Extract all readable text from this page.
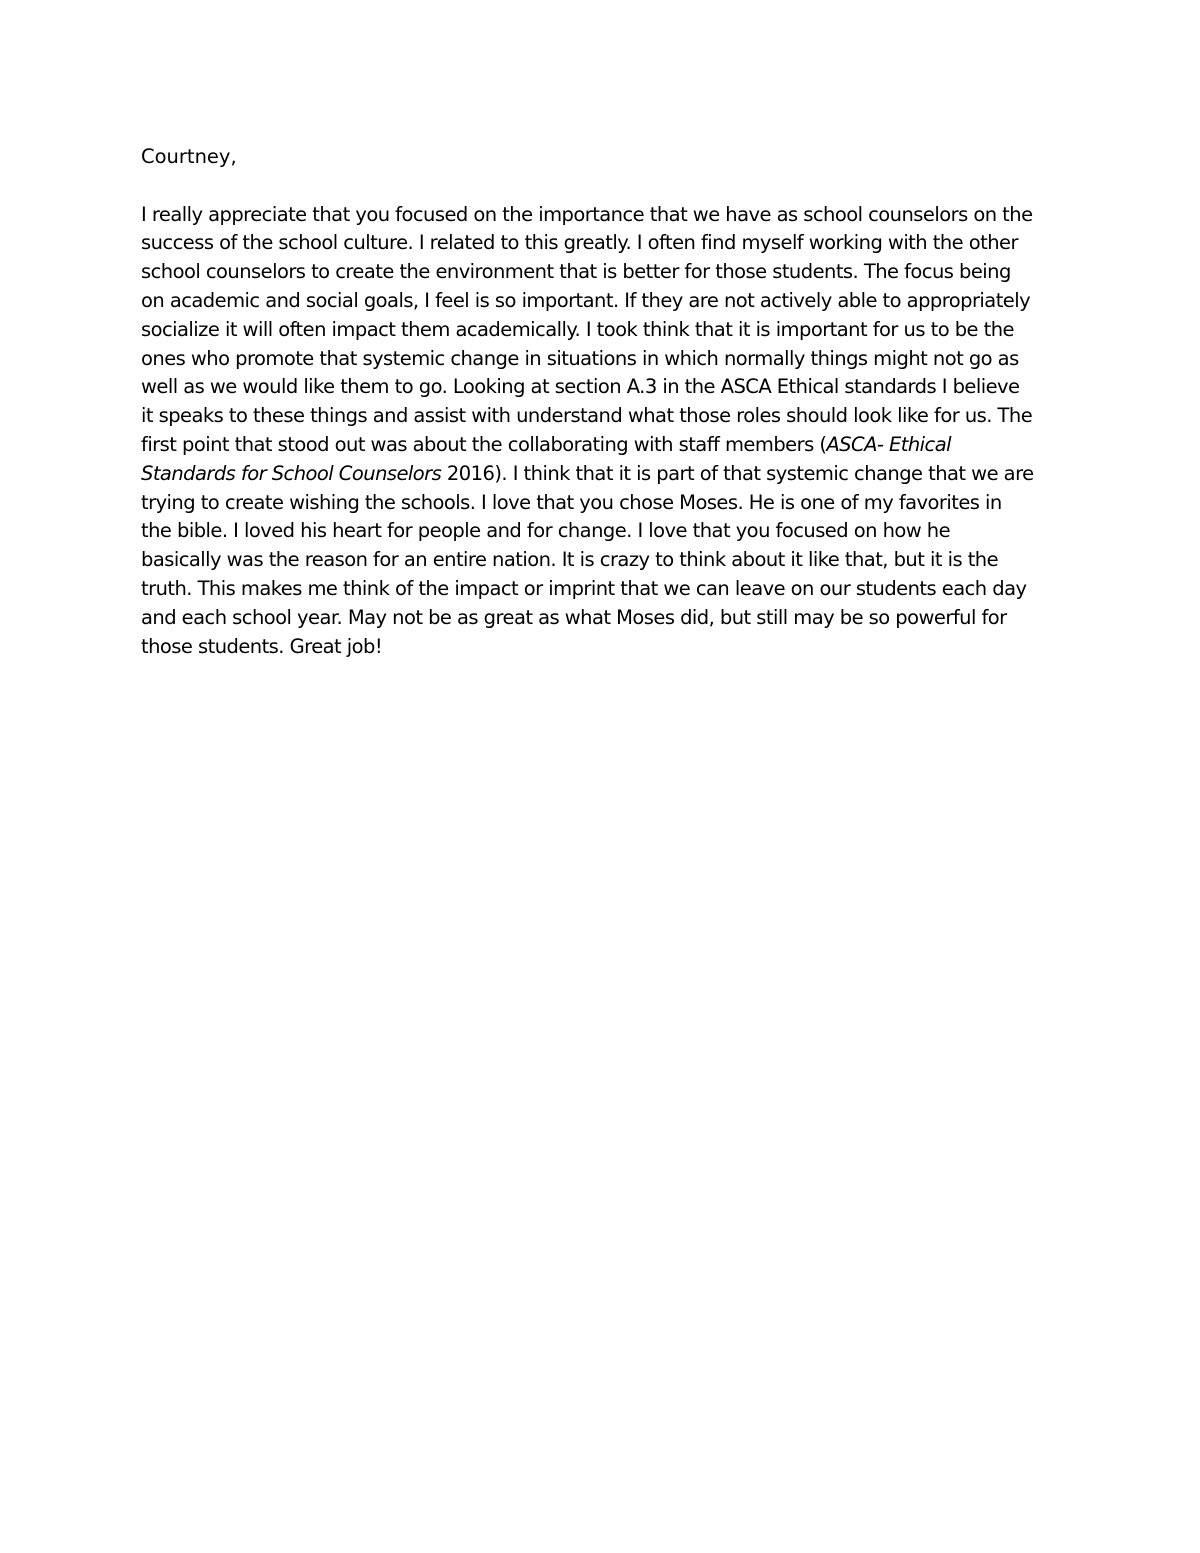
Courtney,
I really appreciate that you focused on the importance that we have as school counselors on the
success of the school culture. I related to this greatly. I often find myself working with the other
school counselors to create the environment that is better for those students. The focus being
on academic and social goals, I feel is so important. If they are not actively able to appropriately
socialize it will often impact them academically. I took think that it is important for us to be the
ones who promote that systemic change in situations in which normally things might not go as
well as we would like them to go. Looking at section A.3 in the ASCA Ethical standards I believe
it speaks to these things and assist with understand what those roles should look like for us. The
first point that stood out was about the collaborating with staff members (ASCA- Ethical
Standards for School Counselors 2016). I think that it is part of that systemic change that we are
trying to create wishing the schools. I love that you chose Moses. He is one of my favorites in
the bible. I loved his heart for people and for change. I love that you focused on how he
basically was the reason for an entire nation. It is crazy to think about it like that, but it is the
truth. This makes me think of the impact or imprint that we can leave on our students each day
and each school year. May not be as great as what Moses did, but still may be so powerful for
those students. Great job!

────────────────────────────────────────

GOAL:
Extract every line of the records above that contains the word "ASCA".

REPLY:
well as we would like them to go. Looking at section A.3 in the ASCA Ethical standards I believe
first point that stood out was about the collaborating with staff members (ASCA- Ethical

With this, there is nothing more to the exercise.